Given information:

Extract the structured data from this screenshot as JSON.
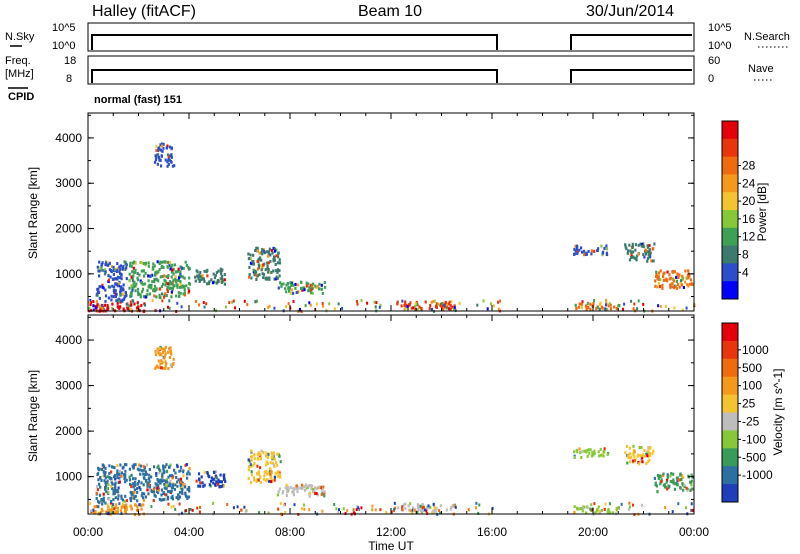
{
  "header": {
    "station": "Halley (fitACF)",
    "beam": "Beam 10",
    "date": "30/Jun/2014",
    "left_labels": {
      "nsky": "N.Sky",
      "freq1": "Freq.",
      "freq2": "[MHz]",
      "cpid": "CPID"
    },
    "right_labels": {
      "nsearch": "N.Search",
      "nave": "Nave"
    },
    "nsky_ticks": [
      "10^5",
      "10^0"
    ],
    "nsearch_ticks": [
      "10^5",
      "10^0"
    ],
    "freq_ticks": [
      "18",
      "8"
    ],
    "nave_ticks": [
      "60",
      "0"
    ],
    "cpid_text": "normal (fast) 151"
  },
  "chart_data": [
    {
      "type": "heatmap",
      "panel": "power",
      "ylabel": "Slant Range [km]",
      "ylim": [
        180,
        4550
      ],
      "yticks": [
        "1000",
        "2000",
        "3000",
        "4000"
      ],
      "xticks": [
        "00:00",
        "04:00",
        "08:00",
        "12:00",
        "16:00",
        "20:00",
        "00:00"
      ],
      "xlabel": "",
      "colorbar": {
        "label": "Power [dB]",
        "ticks": [
          "4",
          "8",
          "12",
          "16",
          "20",
          "24",
          "28"
        ],
        "colors": [
          "#0000ff",
          "#2d4ec9",
          "#3b7a6d",
          "#3f9f55",
          "#86c83a",
          "#f4c430",
          "#f39a1d",
          "#ef6b12",
          "#e8350d",
          "#e3000b"
        ]
      },
      "data_gaps_ut_hours": [
        [
          16.3,
          19.2
        ]
      ],
      "regions": [
        {
          "t": [
            0.0,
            2.2
          ],
          "r": [
            200,
            420
          ],
          "c": "#e3000b"
        },
        {
          "t": [
            0.3,
            1.5
          ],
          "r": [
            420,
            1300
          ],
          "c": "#2d4ec9"
        },
        {
          "t": [
            1.6,
            4.0
          ],
          "r": [
            500,
            1300
          ],
          "c": "#3f9f55"
        },
        {
          "t": [
            2.6,
            3.4
          ],
          "r": [
            3400,
            3900
          ],
          "c": "#2d4ec9"
        },
        {
          "t": [
            4.2,
            5.4
          ],
          "r": [
            800,
            1150
          ],
          "c": "#3b7a6d"
        },
        {
          "t": [
            6.3,
            7.6
          ],
          "r": [
            900,
            1600
          ],
          "c": "#3b7a6d"
        },
        {
          "t": [
            7.4,
            9.4
          ],
          "r": [
            600,
            850
          ],
          "c": "#3f9f55"
        },
        {
          "t": [
            12.2,
            14.5
          ],
          "r": [
            250,
            420
          ],
          "c": "#e8350d"
        },
        {
          "t": [
            19.2,
            21.0
          ],
          "r": [
            230,
            380
          ],
          "c": "#ef6b12"
        },
        {
          "t": [
            19.2,
            20.6
          ],
          "r": [
            1450,
            1650
          ],
          "c": "#2d4ec9"
        },
        {
          "t": [
            21.2,
            22.4
          ],
          "r": [
            1300,
            1700
          ],
          "c": "#3b7a6d"
        },
        {
          "t": [
            22.4,
            23.9
          ],
          "r": [
            700,
            1100
          ],
          "c": "#ef6b12"
        }
      ]
    },
    {
      "type": "heatmap",
      "panel": "velocity",
      "ylabel": "Slant Range [km]",
      "ylim": [
        180,
        4550
      ],
      "yticks": [
        "1000",
        "2000",
        "3000",
        "4000"
      ],
      "xticks": [
        "00:00",
        "04:00",
        "08:00",
        "12:00",
        "16:00",
        "20:00",
        "00:00"
      ],
      "xlabel": "Time UT",
      "colorbar": {
        "label": "Velocity [m s^-1]",
        "ticks": [
          "1000",
          "500",
          "100",
          "25",
          "-25",
          "-100",
          "-500",
          "-1000"
        ],
        "colors": [
          "#1f3fb8",
          "#2d6fa0",
          "#3a9a5a",
          "#86c83a",
          "#bdbdbd",
          "#f4c430",
          "#f39a1d",
          "#ef6b12",
          "#e8350d",
          "#e3000b"
        ]
      },
      "data_gaps_ut_hours": [
        [
          16.3,
          19.2
        ]
      ],
      "regions": [
        {
          "t": [
            0.0,
            2.2
          ],
          "r": [
            200,
            420
          ],
          "c": "#f39a1d"
        },
        {
          "t": [
            0.3,
            1.5
          ],
          "r": [
            420,
            1300
          ],
          "c": "#2d6fa0"
        },
        {
          "t": [
            1.6,
            4.0
          ],
          "r": [
            500,
            1300
          ],
          "c": "#2d6fa0"
        },
        {
          "t": [
            2.6,
            3.4
          ],
          "r": [
            3400,
            3900
          ],
          "c": "#f39a1d"
        },
        {
          "t": [
            4.2,
            5.4
          ],
          "r": [
            800,
            1150
          ],
          "c": "#1f3fb8"
        },
        {
          "t": [
            6.3,
            7.6
          ],
          "r": [
            900,
            1600
          ],
          "c": "#f4c430"
        },
        {
          "t": [
            7.4,
            9.4
          ],
          "r": [
            600,
            850
          ],
          "c": "#bdbdbd"
        },
        {
          "t": [
            12.2,
            14.5
          ],
          "r": [
            250,
            420
          ],
          "c": "#bdbdbd"
        },
        {
          "t": [
            19.2,
            21.0
          ],
          "r": [
            230,
            380
          ],
          "c": "#86c83a"
        },
        {
          "t": [
            19.2,
            20.6
          ],
          "r": [
            1450,
            1650
          ],
          "c": "#86c83a"
        },
        {
          "t": [
            21.2,
            22.4
          ],
          "r": [
            1300,
            1700
          ],
          "c": "#f4c430"
        },
        {
          "t": [
            22.4,
            23.9
          ],
          "r": [
            700,
            1100
          ],
          "c": "#3a9a5a"
        }
      ]
    }
  ]
}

Exercise aim:
Copy out the listing exactly as it stands, but not the pictures.

The output:
Extract the structured data from this screenshot as JSON.
{
  "header": {
    "station": "Halley (fitACF)",
    "beam": "Beam 10",
    "date": "30/Jun/2014",
    "left_labels": {
      "nsky": "N.Sky",
      "freq1": "Freq.",
      "freq2": "[MHz]",
      "cpid": "CPID"
    },
    "right_labels": {
      "nsearch": "N.Search",
      "nave": "Nave"
    },
    "nsky_ticks": [
      "10^5",
      "10^0"
    ],
    "nsearch_ticks": [
      "10^5",
      "10^0"
    ],
    "freq_ticks": [
      "18",
      "8"
    ],
    "nave_ticks": [
      "60",
      "0"
    ],
    "cpid_text": "normal (fast) 151"
  },
  "chart_data": [
    {
      "type": "heatmap",
      "panel": "power",
      "ylabel": "Slant Range [km]",
      "ylim": [
        180,
        4550
      ],
      "yticks": [
        "1000",
        "2000",
        "3000",
        "4000"
      ],
      "xticks": [
        "00:00",
        "04:00",
        "08:00",
        "12:00",
        "16:00",
        "20:00",
        "00:00"
      ],
      "xlabel": "",
      "colorbar": {
        "label": "Power [dB]",
        "ticks": [
          "4",
          "8",
          "12",
          "16",
          "20",
          "24",
          "28"
        ],
        "colors": [
          "#0000ff",
          "#2d4ec9",
          "#3b7a6d",
          "#3f9f55",
          "#86c83a",
          "#f4c430",
          "#f39a1d",
          "#ef6b12",
          "#e8350d",
          "#e3000b"
        ]
      },
      "data_gaps_ut_hours": [
        [
          16.3,
          19.2
        ]
      ],
      "regions": [
        {
          "t": [
            0.0,
            2.2
          ],
          "r": [
            200,
            420
          ],
          "c": "#e3000b"
        },
        {
          "t": [
            0.3,
            1.5
          ],
          "r": [
            420,
            1300
          ],
          "c": "#2d4ec9"
        },
        {
          "t": [
            1.6,
            4.0
          ],
          "r": [
            500,
            1300
          ],
          "c": "#3f9f55"
        },
        {
          "t": [
            2.6,
            3.4
          ],
          "r": [
            3400,
            3900
          ],
          "c": "#2d4ec9"
        },
        {
          "t": [
            4.2,
            5.4
          ],
          "r": [
            800,
            1150
          ],
          "c": "#3b7a6d"
        },
        {
          "t": [
            6.3,
            7.6
          ],
          "r": [
            900,
            1600
          ],
          "c": "#3b7a6d"
        },
        {
          "t": [
            7.4,
            9.4
          ],
          "r": [
            600,
            850
          ],
          "c": "#3f9f55"
        },
        {
          "t": [
            12.2,
            14.5
          ],
          "r": [
            250,
            420
          ],
          "c": "#e8350d"
        },
        {
          "t": [
            19.2,
            21.0
          ],
          "r": [
            230,
            380
          ],
          "c": "#ef6b12"
        },
        {
          "t": [
            19.2,
            20.6
          ],
          "r": [
            1450,
            1650
          ],
          "c": "#2d4ec9"
        },
        {
          "t": [
            21.2,
            22.4
          ],
          "r": [
            1300,
            1700
          ],
          "c": "#3b7a6d"
        },
        {
          "t": [
            22.4,
            23.9
          ],
          "r": [
            700,
            1100
          ],
          "c": "#ef6b12"
        }
      ]
    },
    {
      "type": "heatmap",
      "panel": "velocity",
      "ylabel": "Slant Range [km]",
      "ylim": [
        180,
        4550
      ],
      "yticks": [
        "1000",
        "2000",
        "3000",
        "4000"
      ],
      "xticks": [
        "00:00",
        "04:00",
        "08:00",
        "12:00",
        "16:00",
        "20:00",
        "00:00"
      ],
      "xlabel": "Time UT",
      "colorbar": {
        "label": "Velocity [m s^-1]",
        "ticks": [
          "1000",
          "500",
          "100",
          "25",
          "-25",
          "-100",
          "-500",
          "-1000"
        ],
        "colors": [
          "#1f3fb8",
          "#2d6fa0",
          "#3a9a5a",
          "#86c83a",
          "#bdbdbd",
          "#f4c430",
          "#f39a1d",
          "#ef6b12",
          "#e8350d",
          "#e3000b"
        ]
      },
      "data_gaps_ut_hours": [
        [
          16.3,
          19.2
        ]
      ],
      "regions": [
        {
          "t": [
            0.0,
            2.2
          ],
          "r": [
            200,
            420
          ],
          "c": "#f39a1d"
        },
        {
          "t": [
            0.3,
            1.5
          ],
          "r": [
            420,
            1300
          ],
          "c": "#2d6fa0"
        },
        {
          "t": [
            1.6,
            4.0
          ],
          "r": [
            500,
            1300
          ],
          "c": "#2d6fa0"
        },
        {
          "t": [
            2.6,
            3.4
          ],
          "r": [
            3400,
            3900
          ],
          "c": "#f39a1d"
        },
        {
          "t": [
            4.2,
            5.4
          ],
          "r": [
            800,
            1150
          ],
          "c": "#1f3fb8"
        },
        {
          "t": [
            6.3,
            7.6
          ],
          "r": [
            900,
            1600
          ],
          "c": "#f4c430"
        },
        {
          "t": [
            7.4,
            9.4
          ],
          "r": [
            600,
            850
          ],
          "c": "#bdbdbd"
        },
        {
          "t": [
            12.2,
            14.5
          ],
          "r": [
            250,
            420
          ],
          "c": "#bdbdbd"
        },
        {
          "t": [
            19.2,
            21.0
          ],
          "r": [
            230,
            380
          ],
          "c": "#86c83a"
        },
        {
          "t": [
            19.2,
            20.6
          ],
          "r": [
            1450,
            1650
          ],
          "c": "#86c83a"
        },
        {
          "t": [
            21.2,
            22.4
          ],
          "r": [
            1300,
            1700
          ],
          "c": "#f4c430"
        },
        {
          "t": [
            22.4,
            23.9
          ],
          "r": [
            700,
            1100
          ],
          "c": "#3a9a5a"
        }
      ]
    }
  ]
}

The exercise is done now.